start LISTED RECORDS
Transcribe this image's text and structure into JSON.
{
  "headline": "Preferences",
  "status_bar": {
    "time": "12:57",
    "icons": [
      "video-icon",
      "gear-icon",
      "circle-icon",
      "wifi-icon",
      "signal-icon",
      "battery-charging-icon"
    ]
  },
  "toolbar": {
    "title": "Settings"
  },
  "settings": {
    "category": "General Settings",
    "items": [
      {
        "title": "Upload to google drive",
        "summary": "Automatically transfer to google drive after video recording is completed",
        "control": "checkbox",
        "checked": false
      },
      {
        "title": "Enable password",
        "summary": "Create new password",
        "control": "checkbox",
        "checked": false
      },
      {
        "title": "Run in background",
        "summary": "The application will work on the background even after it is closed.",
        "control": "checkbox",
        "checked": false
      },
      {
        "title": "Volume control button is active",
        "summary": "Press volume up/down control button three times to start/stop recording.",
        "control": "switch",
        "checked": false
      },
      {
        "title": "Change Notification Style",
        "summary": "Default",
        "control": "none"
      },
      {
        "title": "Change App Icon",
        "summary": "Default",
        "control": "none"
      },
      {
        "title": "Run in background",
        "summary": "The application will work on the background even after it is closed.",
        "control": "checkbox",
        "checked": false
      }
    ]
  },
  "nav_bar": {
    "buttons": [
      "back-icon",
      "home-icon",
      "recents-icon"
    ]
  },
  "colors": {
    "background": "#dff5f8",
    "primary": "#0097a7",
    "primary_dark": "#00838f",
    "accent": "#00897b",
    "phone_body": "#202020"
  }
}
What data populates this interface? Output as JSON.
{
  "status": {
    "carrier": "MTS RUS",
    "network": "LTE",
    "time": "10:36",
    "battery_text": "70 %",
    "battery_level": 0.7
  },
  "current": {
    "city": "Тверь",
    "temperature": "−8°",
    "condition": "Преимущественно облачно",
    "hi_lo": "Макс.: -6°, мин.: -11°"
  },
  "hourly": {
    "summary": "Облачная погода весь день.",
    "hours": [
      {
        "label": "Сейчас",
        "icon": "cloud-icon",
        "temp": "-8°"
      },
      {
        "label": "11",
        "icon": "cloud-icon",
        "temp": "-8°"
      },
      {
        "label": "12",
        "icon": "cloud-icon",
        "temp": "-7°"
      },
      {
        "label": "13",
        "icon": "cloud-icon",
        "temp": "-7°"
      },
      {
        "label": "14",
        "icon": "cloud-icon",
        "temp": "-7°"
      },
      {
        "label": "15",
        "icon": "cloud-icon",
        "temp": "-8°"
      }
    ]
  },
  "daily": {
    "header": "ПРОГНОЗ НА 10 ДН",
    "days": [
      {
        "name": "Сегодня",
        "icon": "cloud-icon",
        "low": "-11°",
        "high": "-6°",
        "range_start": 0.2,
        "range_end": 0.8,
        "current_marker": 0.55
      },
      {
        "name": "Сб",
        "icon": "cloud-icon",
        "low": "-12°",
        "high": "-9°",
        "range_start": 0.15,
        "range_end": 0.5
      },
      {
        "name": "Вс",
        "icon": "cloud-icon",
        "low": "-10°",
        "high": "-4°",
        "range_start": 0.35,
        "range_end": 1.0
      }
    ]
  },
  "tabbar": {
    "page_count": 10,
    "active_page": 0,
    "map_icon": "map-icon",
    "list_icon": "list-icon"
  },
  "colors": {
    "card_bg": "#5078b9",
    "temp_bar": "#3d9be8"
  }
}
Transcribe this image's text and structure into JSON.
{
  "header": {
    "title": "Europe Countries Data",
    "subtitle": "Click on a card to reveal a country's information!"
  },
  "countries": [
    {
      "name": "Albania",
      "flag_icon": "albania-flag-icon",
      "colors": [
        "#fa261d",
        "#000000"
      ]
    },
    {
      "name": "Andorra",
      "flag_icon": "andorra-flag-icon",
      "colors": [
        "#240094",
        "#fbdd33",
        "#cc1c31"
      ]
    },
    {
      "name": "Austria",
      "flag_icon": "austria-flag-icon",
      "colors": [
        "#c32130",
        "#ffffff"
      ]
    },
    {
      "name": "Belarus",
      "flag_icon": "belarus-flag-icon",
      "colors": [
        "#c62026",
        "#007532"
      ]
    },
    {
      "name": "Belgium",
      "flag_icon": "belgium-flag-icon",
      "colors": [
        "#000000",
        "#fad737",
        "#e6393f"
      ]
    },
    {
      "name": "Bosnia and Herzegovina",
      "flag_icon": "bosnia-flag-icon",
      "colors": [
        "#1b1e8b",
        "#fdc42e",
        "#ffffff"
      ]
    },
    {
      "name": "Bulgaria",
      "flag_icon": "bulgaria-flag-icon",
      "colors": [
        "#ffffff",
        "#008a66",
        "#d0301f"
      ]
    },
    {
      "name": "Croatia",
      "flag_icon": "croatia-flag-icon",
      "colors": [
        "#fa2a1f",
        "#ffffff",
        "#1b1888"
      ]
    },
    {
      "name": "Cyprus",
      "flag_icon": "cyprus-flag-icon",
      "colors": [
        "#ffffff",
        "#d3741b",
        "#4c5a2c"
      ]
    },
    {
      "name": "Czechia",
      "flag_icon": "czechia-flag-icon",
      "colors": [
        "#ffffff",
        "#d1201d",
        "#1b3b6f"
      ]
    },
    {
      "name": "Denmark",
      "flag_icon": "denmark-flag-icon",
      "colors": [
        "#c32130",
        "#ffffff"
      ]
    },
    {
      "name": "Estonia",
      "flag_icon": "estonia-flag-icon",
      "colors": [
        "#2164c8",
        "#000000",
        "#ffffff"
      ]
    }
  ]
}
end LISTED RECORDS
start LISTED RECORDS
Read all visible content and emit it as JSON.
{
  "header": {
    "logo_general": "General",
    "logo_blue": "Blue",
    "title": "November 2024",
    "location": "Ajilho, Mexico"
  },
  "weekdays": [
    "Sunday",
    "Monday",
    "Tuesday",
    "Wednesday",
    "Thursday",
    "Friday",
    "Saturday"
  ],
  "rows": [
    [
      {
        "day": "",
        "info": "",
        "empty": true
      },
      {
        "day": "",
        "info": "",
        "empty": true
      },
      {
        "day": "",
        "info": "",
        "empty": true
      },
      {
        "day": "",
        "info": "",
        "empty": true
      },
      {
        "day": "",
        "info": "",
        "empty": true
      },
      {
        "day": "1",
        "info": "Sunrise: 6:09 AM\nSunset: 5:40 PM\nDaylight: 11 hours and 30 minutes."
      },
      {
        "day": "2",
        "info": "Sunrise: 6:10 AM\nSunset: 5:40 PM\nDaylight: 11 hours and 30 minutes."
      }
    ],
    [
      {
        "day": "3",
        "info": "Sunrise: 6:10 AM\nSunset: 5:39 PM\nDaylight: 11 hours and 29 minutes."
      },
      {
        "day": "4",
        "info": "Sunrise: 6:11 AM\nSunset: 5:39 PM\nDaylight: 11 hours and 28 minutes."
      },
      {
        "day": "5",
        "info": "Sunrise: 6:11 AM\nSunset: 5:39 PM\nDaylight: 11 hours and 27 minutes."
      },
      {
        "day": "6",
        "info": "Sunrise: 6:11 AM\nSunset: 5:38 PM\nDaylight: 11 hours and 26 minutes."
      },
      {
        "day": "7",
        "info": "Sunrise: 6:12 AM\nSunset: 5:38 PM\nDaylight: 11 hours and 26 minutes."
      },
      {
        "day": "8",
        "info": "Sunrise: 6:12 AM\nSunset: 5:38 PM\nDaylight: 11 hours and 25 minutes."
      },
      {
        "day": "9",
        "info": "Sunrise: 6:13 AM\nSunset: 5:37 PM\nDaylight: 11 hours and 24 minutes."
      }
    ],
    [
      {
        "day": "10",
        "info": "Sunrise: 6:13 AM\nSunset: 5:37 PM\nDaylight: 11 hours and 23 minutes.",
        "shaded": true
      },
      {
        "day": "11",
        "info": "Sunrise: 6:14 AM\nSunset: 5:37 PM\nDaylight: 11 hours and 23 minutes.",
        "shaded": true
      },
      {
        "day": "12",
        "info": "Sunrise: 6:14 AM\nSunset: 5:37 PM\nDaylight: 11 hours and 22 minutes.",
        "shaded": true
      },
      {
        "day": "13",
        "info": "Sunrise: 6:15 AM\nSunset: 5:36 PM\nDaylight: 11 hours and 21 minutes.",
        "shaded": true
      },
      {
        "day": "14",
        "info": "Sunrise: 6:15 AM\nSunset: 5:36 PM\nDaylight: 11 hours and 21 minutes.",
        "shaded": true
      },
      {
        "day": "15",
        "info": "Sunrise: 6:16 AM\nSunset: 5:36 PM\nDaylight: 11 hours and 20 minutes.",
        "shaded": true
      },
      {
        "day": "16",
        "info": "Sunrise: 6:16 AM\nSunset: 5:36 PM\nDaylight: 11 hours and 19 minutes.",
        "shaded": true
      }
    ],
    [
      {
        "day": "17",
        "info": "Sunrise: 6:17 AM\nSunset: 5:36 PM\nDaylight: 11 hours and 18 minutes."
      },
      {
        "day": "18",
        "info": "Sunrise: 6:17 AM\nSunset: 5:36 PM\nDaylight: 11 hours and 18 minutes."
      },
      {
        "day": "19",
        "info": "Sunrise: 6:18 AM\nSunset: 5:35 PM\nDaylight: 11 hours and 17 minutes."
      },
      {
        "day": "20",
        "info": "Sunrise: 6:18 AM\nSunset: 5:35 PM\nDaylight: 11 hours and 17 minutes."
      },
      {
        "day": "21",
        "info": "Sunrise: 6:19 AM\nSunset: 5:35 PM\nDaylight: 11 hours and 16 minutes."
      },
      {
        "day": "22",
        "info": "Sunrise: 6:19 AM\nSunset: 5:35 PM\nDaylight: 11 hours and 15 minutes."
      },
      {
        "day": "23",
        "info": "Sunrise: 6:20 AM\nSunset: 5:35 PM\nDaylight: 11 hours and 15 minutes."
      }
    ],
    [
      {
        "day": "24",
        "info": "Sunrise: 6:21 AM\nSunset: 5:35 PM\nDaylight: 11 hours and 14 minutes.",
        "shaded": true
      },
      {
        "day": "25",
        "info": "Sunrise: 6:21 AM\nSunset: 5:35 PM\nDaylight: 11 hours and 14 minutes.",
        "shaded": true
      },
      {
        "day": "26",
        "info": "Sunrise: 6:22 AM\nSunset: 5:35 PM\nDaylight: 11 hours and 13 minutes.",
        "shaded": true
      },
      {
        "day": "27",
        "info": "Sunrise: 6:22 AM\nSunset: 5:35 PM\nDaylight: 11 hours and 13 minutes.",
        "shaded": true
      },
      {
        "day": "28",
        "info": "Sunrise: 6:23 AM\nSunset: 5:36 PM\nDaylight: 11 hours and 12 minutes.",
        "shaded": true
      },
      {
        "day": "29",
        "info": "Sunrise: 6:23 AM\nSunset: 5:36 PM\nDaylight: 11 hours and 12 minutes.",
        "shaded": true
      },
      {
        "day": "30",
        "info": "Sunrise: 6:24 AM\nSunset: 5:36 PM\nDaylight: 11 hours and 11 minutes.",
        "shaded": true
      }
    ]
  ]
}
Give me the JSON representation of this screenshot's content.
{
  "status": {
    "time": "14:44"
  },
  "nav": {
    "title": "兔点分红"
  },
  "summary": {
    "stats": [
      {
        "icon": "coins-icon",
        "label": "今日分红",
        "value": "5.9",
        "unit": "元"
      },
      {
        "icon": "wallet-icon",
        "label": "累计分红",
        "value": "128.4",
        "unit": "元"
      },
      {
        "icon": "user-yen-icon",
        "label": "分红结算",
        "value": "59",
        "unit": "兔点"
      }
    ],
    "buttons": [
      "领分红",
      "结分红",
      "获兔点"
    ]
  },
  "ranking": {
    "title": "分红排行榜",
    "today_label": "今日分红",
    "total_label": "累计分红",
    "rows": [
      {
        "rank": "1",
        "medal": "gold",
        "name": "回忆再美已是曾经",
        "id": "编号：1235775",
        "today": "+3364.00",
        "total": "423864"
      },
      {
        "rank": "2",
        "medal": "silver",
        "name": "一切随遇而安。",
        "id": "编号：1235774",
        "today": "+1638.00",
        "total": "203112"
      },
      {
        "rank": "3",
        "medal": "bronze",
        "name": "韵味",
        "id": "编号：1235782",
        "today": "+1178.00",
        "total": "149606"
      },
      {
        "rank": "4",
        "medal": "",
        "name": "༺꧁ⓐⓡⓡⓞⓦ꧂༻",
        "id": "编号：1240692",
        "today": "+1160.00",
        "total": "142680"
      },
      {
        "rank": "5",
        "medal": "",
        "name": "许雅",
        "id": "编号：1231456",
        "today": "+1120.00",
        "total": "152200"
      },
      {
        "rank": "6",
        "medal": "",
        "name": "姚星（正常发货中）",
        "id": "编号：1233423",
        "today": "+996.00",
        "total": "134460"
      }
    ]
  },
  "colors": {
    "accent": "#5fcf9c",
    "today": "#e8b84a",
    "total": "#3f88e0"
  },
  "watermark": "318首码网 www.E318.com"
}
end LISTED RECORDS
AIM OF THE EXERCISE: Select and copy each line from the data that includes the word "JSON".

TASK ANSWER:
Transcribe this image's text and structure into JSON.
What data populates this interface? Output as JSON.
Transcribe this image's text and structure into JSON.
Read all visible content and emit it as JSON.
Give me the JSON representation of this screenshot's content.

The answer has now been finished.